• WHAT YOU WILL DO
In the listing below, find the line containing "What data populates". Write out that line and every line after it to the end, exactly and only those.

[Part of a data file]
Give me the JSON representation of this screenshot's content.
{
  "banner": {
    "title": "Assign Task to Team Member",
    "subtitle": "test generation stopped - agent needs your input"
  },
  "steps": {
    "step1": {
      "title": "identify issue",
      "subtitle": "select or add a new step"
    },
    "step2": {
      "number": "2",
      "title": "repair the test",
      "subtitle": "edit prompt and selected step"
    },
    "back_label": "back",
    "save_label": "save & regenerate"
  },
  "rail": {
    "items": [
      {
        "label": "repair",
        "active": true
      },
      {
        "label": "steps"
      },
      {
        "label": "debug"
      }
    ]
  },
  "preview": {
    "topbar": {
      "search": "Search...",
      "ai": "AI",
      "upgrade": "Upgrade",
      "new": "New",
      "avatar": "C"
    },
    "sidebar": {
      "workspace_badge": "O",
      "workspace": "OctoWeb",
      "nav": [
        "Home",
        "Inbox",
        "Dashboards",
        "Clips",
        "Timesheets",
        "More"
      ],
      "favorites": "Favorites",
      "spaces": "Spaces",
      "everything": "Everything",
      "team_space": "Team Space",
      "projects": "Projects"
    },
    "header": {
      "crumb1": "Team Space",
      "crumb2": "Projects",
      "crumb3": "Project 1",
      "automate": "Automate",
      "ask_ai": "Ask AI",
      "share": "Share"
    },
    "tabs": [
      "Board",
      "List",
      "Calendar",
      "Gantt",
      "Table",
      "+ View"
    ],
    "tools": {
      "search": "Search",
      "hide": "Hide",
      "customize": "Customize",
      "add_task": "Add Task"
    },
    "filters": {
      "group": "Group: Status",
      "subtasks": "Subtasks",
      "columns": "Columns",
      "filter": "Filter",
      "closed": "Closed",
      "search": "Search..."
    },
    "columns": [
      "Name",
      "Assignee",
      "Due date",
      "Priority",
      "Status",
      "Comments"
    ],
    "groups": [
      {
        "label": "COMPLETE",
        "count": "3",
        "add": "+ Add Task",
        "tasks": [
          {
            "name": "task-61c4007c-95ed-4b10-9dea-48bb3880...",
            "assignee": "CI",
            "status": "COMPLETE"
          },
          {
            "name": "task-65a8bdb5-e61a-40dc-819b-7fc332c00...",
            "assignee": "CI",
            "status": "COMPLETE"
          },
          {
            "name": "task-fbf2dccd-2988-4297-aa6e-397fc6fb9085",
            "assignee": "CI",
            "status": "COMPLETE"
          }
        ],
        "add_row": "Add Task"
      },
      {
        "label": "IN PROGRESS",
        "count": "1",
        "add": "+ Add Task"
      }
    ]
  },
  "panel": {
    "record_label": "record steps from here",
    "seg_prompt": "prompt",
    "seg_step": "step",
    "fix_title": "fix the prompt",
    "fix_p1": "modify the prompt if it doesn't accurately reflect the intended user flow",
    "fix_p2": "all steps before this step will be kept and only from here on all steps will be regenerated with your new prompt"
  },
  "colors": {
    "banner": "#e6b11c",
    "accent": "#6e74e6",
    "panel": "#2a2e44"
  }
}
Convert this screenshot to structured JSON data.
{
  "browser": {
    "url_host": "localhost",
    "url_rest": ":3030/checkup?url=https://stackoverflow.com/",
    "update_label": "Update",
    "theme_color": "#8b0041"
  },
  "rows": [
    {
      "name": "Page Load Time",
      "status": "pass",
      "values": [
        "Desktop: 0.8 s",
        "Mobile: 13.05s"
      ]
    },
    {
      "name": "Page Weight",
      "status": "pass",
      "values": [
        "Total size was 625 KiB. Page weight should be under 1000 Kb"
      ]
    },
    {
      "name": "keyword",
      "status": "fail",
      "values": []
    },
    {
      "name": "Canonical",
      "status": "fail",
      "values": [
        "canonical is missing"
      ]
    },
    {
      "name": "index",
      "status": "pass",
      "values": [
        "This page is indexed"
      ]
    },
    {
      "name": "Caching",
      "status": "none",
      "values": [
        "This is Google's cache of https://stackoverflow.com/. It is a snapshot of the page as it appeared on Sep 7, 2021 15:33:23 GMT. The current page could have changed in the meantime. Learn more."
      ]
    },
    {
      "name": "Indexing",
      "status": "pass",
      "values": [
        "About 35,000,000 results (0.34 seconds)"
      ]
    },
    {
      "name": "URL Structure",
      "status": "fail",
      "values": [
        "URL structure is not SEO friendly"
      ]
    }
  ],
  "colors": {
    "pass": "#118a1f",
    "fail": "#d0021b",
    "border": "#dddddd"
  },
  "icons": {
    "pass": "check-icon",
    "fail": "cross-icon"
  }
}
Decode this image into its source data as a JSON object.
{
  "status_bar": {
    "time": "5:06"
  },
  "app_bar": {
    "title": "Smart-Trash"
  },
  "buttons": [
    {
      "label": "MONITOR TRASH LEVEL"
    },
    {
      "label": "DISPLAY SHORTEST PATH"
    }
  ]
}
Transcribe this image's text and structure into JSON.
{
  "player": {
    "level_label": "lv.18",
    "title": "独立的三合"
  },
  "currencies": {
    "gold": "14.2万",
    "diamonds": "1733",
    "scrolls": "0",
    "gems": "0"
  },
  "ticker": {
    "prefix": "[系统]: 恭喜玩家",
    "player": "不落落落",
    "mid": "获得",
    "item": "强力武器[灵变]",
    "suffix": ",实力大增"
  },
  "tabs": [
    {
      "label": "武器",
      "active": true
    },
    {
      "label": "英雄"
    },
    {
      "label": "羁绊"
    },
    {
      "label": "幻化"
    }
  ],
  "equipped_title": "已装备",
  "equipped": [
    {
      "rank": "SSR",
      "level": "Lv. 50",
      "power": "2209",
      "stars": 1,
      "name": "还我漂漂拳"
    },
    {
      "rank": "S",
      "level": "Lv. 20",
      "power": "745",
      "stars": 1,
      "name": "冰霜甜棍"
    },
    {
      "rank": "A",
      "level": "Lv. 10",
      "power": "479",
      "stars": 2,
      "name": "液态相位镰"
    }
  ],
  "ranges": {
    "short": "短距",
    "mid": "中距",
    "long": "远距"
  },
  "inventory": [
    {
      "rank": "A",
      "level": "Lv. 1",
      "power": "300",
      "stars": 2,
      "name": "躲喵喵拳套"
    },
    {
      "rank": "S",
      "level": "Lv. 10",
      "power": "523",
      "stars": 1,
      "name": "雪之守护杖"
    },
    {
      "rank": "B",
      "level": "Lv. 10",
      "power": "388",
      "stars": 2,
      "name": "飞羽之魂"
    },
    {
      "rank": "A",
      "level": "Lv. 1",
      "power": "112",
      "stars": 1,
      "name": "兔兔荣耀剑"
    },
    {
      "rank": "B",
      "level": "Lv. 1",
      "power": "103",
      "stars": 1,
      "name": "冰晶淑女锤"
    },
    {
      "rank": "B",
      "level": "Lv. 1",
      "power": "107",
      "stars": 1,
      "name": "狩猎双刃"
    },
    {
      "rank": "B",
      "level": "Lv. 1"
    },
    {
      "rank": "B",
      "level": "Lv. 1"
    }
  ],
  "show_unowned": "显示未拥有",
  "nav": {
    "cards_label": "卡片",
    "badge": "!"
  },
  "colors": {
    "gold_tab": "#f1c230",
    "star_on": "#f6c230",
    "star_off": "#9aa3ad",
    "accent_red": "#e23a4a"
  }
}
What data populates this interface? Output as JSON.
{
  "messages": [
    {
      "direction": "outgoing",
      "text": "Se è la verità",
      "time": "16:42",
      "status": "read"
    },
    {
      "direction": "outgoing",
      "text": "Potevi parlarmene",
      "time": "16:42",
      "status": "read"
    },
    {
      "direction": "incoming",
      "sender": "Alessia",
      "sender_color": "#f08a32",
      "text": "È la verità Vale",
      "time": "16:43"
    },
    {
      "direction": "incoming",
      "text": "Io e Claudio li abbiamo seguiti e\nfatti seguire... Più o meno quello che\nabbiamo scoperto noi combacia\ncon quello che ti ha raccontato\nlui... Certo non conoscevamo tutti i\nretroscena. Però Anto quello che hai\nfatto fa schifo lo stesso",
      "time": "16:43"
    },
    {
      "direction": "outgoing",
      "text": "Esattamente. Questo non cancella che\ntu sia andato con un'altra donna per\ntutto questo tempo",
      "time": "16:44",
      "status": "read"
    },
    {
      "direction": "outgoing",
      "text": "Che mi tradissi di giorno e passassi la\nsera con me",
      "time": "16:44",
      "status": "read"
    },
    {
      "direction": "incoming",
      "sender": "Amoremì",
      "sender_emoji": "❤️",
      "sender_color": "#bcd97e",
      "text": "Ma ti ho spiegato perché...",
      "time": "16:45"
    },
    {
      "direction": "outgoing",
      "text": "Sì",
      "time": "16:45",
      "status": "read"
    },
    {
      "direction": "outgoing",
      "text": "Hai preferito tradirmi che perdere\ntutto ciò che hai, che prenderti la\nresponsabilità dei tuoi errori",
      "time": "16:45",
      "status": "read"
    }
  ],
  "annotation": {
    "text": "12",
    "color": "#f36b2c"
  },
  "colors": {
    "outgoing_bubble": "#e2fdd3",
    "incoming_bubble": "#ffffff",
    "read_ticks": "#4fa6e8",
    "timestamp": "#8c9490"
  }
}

• OUTPUT OF THE TASK
What data populates this interface? Output as JSON.
{
  "messages": [
    {
      "direction": "outgoing",
      "text": "Se è la verità",
      "time": "16:42",
      "status": "read"
    },
    {
      "direction": "outgoing",
      "text": "Potevi parlarmene",
      "time": "16:42",
      "status": "read"
    },
    {
      "direction": "incoming",
      "sender": "Alessia",
      "sender_color": "#f08a32",
      "text": "È la verità Vale",
      "time": "16:43"
    },
    {
      "direction": "incoming",
      "text": "Io e Claudio li abbiamo seguiti e\nfatti seguire... Più o meno quello che\nabbiamo scoperto noi combacia\ncon quello che ti ha raccontato\nlui... Certo non conoscevamo tutti i\nretroscena. Però Anto quello che hai\nfatto fa schifo lo stesso",
      "time": "16:43"
    },
    {
      "direction": "outgoing",
      "text": "Esattamente. Questo non cancella che\ntu sia andato con un'altra donna per\ntutto questo tempo",
      "time": "16:44",
      "status": "read"
    },
    {
      "direction": "outgoing",
      "text": "Che mi tradissi di giorno e passassi la\nsera con me",
      "time": "16:44",
      "status": "read"
    },
    {
      "direction": "incoming",
      "sender": "Amoremì",
      "sender_emoji": "❤️",
      "sender_color": "#bcd97e",
      "text": "Ma ti ho spiegato perché...",
      "time": "16:45"
    },
    {
      "direction": "outgoing",
      "text": "Sì",
      "time": "16:45",
      "status": "read"
    },
    {
      "direction": "outgoing",
      "text": "Hai preferito tradirmi che perdere\ntutto ciò che hai, che prenderti la\nresponsabilità dei tuoi errori",
      "time": "16:45",
      "status": "read"
    }
  ],
  "annotation": {
    "text": "12",
    "color": "#f36b2c"
  },
  "colors": {
    "outgoing_bubble": "#e2fdd3",
    "incoming_bubble": "#ffffff",
    "read_ticks": "#4fa6e8",
    "timestamp": "#8c9490"
  }
}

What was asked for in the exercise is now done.